#### Problem statement
Go through the entries below and count the lines holding the word "Septiembre". Reply with only the number, please.

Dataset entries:
---
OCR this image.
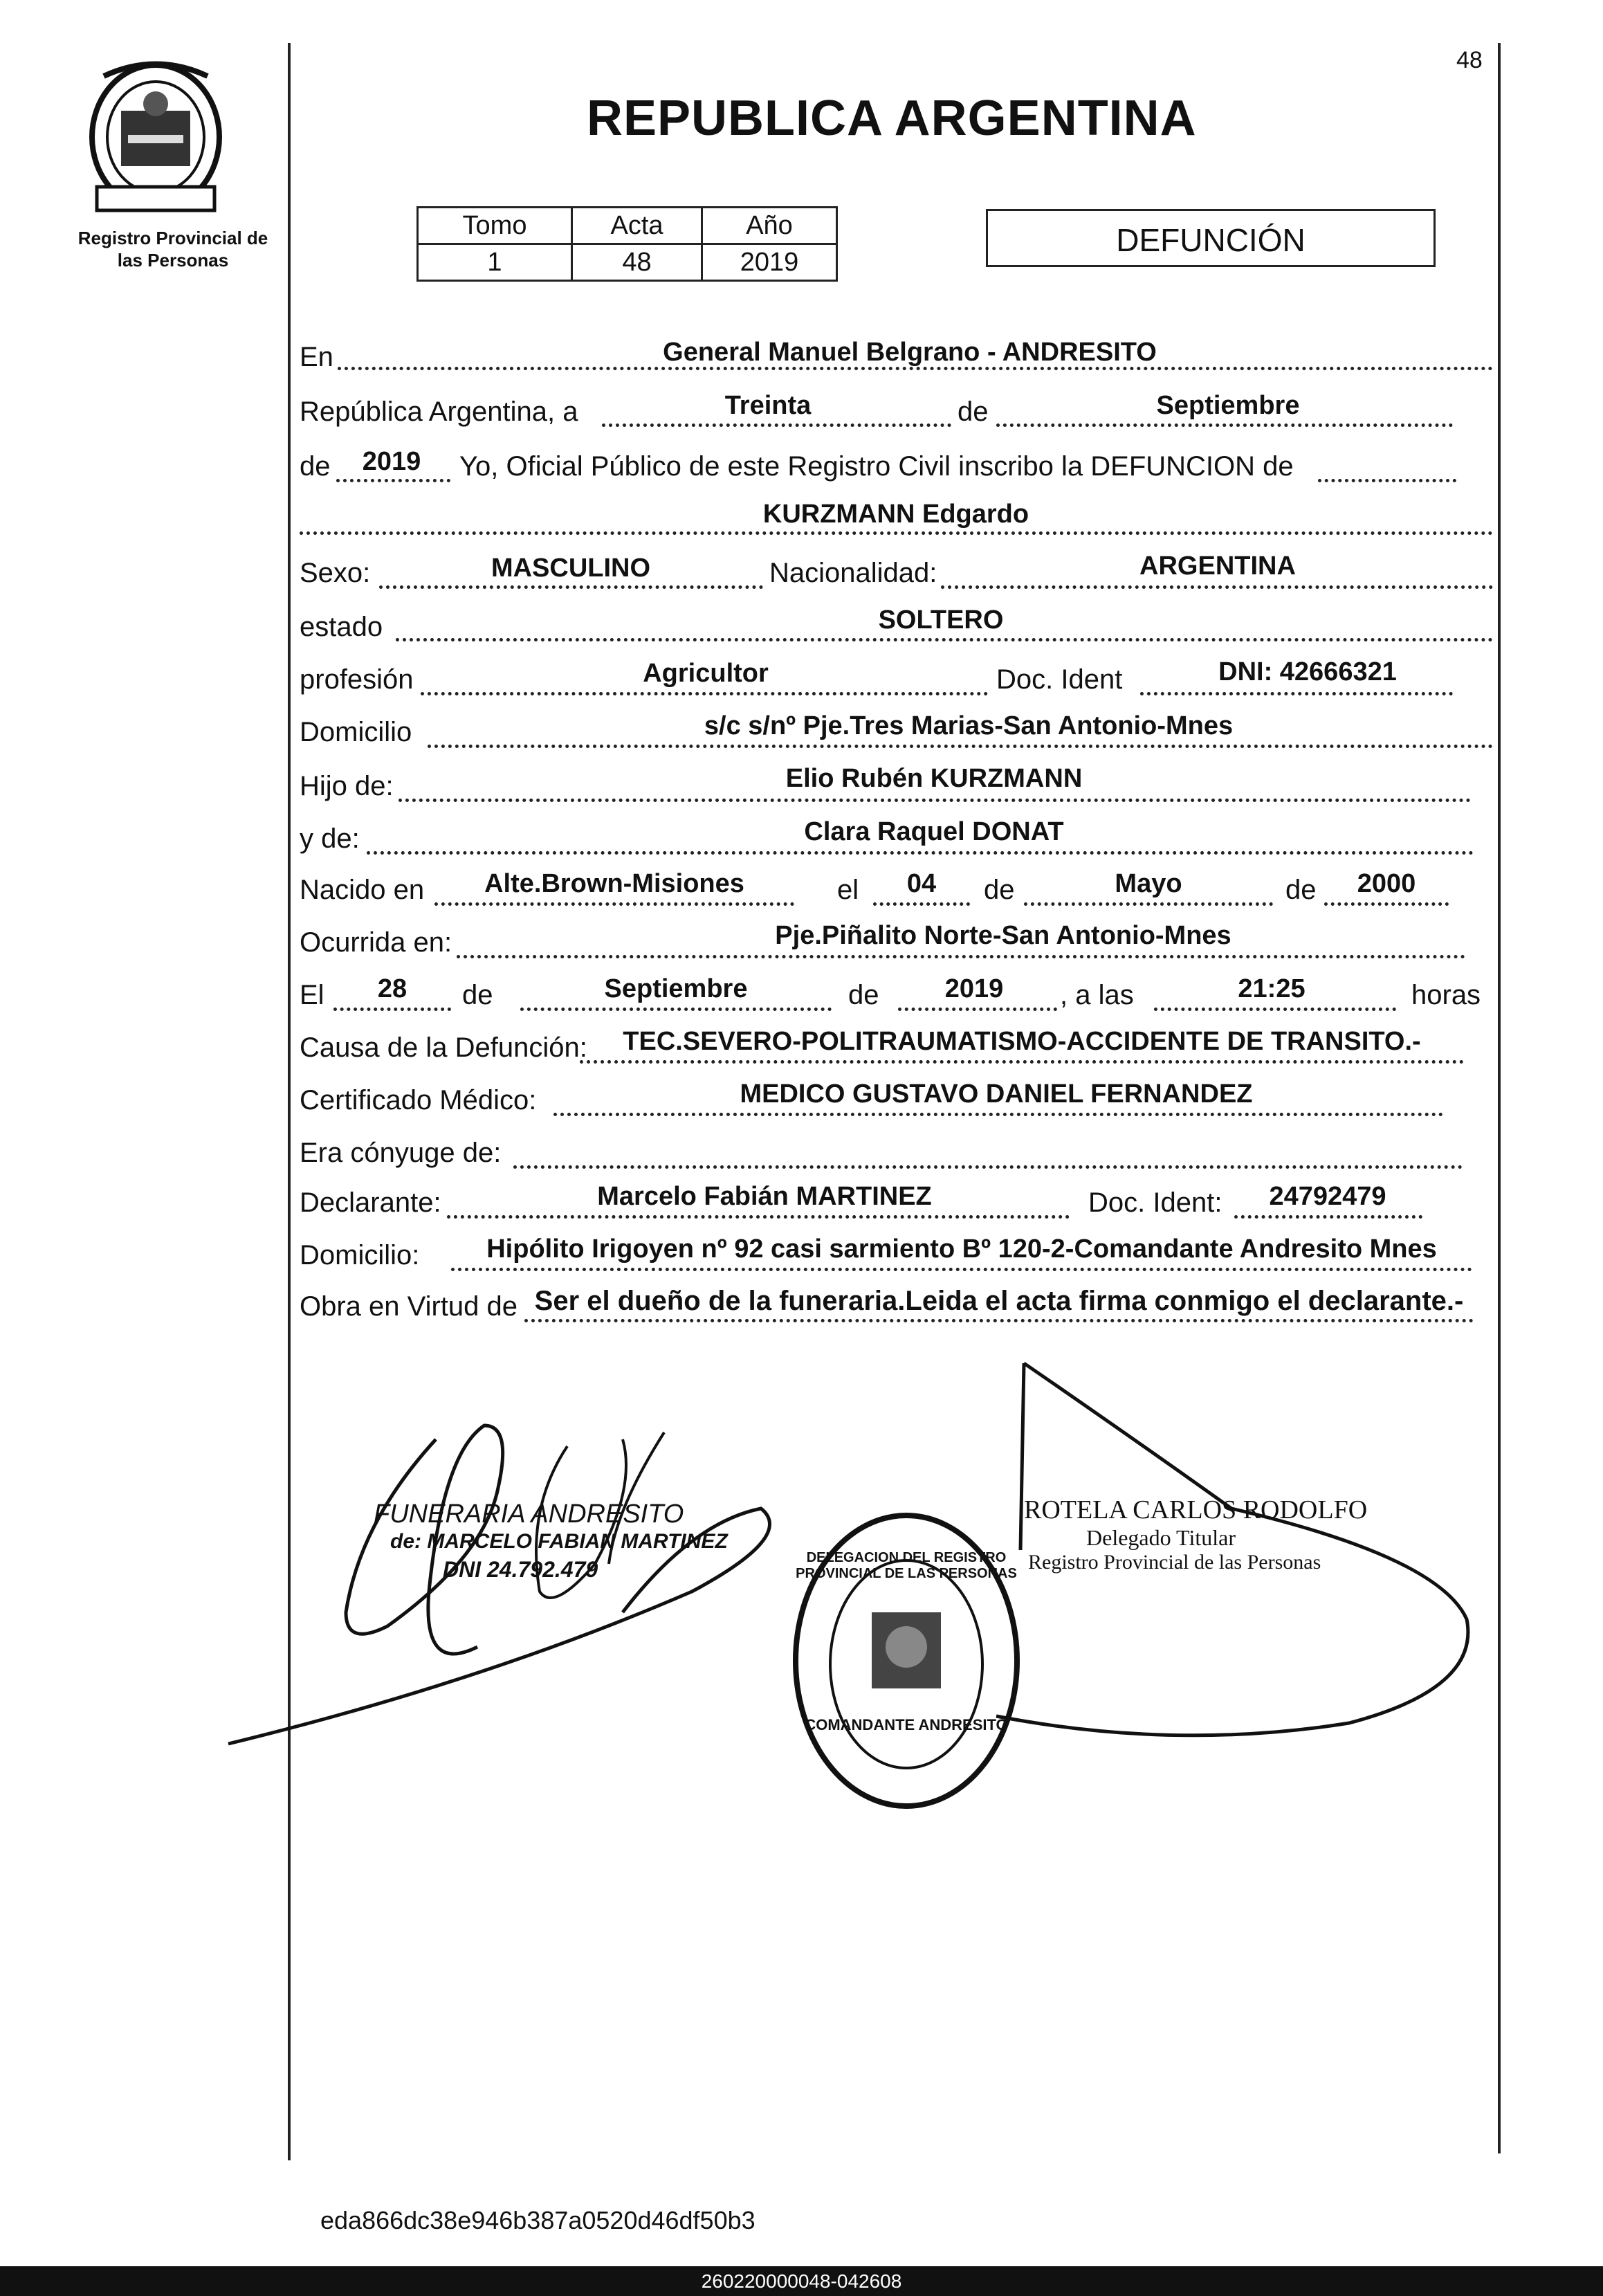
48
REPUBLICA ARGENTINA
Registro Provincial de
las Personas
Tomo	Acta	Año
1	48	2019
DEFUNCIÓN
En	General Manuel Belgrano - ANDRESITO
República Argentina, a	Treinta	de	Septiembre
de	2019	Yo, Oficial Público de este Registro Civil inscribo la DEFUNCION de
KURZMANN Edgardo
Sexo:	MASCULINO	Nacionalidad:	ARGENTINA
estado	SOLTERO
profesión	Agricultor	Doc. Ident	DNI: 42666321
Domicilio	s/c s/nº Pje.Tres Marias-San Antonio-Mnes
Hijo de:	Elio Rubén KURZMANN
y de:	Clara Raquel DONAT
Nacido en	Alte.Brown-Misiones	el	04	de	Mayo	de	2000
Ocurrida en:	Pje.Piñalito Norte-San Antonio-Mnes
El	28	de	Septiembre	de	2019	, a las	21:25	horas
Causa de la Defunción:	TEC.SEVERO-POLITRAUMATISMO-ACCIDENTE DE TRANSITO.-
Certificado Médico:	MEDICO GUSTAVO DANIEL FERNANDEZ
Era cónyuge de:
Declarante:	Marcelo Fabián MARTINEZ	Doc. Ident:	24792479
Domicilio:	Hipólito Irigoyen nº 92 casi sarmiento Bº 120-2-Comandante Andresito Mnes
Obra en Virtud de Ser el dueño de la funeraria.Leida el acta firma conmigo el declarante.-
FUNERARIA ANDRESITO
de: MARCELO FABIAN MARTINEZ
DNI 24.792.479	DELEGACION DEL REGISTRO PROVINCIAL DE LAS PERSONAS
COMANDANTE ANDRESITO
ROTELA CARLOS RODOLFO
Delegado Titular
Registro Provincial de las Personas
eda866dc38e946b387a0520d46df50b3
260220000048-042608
---
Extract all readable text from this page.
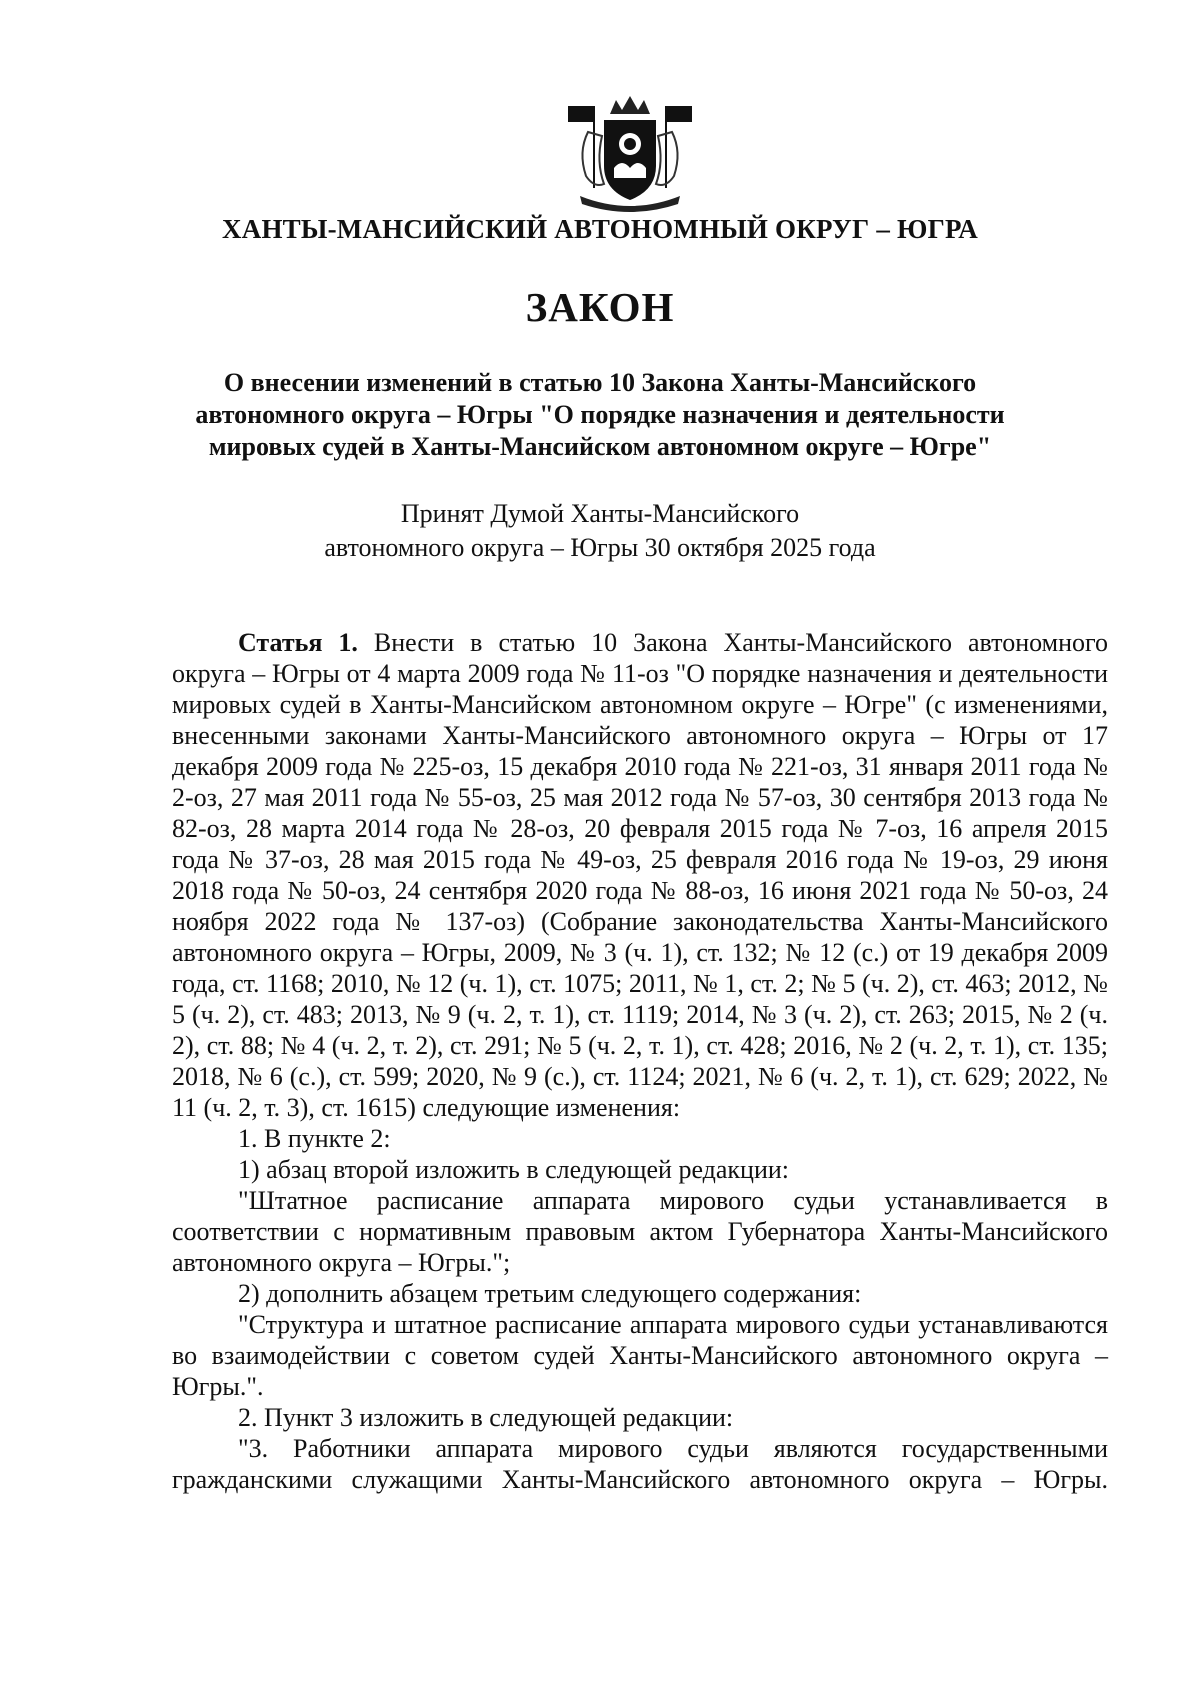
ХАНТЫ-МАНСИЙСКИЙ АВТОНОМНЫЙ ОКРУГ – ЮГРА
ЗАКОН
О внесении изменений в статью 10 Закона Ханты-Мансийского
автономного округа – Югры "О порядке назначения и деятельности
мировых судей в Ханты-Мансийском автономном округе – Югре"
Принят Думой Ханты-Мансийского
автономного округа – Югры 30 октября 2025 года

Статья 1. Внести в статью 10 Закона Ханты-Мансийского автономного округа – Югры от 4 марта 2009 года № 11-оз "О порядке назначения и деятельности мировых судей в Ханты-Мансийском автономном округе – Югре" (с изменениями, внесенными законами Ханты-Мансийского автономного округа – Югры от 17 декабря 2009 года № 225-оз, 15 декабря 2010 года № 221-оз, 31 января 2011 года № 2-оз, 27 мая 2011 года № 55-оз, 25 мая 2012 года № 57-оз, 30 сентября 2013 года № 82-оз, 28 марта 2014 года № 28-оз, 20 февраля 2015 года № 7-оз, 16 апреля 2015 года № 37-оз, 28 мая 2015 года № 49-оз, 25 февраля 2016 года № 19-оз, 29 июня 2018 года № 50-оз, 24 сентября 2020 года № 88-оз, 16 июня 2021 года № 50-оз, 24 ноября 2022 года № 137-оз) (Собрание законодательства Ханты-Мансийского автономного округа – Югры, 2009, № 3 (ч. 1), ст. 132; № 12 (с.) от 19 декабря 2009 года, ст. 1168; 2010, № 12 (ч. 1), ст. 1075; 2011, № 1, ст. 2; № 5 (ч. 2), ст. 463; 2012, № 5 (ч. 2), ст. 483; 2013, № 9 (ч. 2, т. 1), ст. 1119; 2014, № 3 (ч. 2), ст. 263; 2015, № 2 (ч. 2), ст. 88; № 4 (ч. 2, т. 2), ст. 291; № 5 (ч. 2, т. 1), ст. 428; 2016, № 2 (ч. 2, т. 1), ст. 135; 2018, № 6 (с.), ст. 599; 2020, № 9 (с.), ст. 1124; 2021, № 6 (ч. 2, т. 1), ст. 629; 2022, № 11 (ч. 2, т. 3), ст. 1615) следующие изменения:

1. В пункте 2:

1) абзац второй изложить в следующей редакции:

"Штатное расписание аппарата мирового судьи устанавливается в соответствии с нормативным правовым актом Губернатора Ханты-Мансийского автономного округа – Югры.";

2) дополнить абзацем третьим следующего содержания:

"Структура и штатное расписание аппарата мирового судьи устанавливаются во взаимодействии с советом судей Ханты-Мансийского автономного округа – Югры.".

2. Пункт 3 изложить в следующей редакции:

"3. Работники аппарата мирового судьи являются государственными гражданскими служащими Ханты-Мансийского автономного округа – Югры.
---
#### Answer in full
2